-- Begin Entries provided --
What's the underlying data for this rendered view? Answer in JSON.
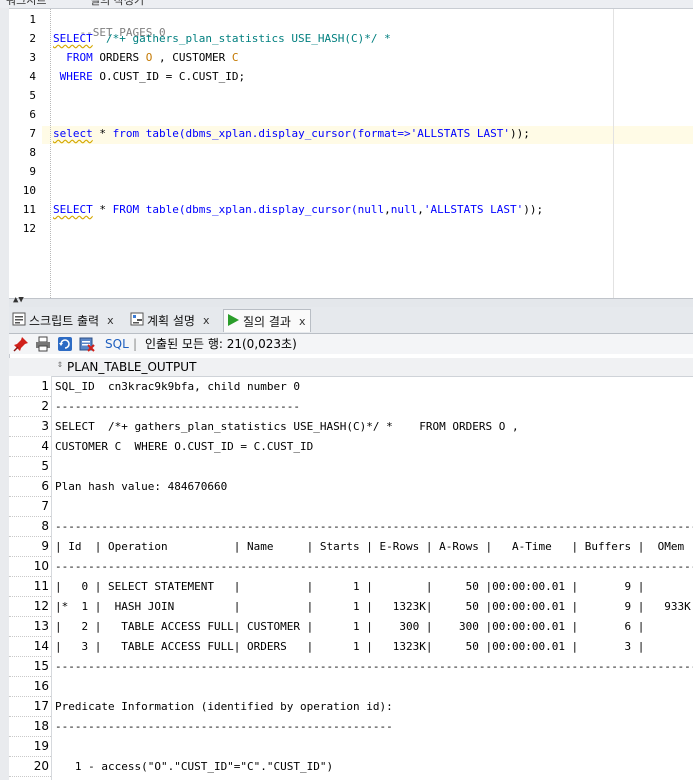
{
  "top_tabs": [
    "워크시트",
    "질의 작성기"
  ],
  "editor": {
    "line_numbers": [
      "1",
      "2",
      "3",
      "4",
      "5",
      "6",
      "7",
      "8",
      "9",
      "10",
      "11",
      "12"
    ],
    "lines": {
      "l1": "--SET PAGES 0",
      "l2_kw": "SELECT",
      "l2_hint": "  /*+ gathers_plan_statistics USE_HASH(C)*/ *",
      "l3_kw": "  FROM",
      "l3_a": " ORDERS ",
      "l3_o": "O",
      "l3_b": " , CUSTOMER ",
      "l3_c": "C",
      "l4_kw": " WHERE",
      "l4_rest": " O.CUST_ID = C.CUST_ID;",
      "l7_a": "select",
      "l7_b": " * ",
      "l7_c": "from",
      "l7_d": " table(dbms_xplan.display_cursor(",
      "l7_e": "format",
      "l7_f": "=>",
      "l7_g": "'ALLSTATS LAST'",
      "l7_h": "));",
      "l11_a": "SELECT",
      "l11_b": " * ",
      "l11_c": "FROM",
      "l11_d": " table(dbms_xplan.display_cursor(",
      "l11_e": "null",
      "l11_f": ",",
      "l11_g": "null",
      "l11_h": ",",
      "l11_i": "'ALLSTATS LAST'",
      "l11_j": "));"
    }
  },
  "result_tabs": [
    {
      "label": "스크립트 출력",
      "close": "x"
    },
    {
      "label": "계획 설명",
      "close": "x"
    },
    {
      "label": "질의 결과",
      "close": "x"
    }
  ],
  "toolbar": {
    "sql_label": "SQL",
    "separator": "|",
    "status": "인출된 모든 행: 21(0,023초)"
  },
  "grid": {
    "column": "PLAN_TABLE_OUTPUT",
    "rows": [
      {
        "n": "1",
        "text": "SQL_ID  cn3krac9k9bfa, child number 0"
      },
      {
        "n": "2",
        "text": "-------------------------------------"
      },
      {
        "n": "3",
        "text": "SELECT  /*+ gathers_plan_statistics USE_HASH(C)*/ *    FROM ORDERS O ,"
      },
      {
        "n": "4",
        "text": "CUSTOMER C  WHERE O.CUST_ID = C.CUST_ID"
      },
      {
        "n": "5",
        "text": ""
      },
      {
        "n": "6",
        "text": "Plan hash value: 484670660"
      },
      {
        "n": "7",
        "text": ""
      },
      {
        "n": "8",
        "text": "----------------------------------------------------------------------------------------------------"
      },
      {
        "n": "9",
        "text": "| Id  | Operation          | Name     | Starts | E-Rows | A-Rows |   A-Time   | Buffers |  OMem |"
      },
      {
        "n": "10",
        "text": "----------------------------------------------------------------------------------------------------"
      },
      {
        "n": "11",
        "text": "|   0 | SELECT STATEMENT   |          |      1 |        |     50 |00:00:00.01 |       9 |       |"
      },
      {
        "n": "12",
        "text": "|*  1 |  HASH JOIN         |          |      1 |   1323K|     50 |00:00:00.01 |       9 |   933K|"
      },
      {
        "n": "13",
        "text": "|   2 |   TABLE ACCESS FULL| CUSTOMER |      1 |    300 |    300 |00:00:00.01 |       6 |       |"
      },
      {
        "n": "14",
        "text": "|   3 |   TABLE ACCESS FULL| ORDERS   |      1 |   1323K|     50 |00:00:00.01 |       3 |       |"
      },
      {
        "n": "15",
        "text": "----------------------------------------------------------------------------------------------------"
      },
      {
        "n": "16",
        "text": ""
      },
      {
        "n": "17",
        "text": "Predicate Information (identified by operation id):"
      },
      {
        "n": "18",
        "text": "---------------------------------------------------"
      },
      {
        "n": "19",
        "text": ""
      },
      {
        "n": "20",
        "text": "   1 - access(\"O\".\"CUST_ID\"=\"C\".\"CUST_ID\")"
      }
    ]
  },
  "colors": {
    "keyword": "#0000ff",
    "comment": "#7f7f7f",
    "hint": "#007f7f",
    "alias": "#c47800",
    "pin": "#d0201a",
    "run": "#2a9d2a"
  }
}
-- End Entries provided --
Requirement =>
Identify and copy lines that hold the string "FULL".

Completed task =>
        "text": "|   2 |   TABLE ACCESS FULL| CUSTOMER |      1 |    300 |    300 |00:00:00.01 |       6 |       |"
        "text": "|   3 |   TABLE ACCESS FULL| ORDERS   |      1 |   1323K|     50 |00:00:00.01 |       3 |       |"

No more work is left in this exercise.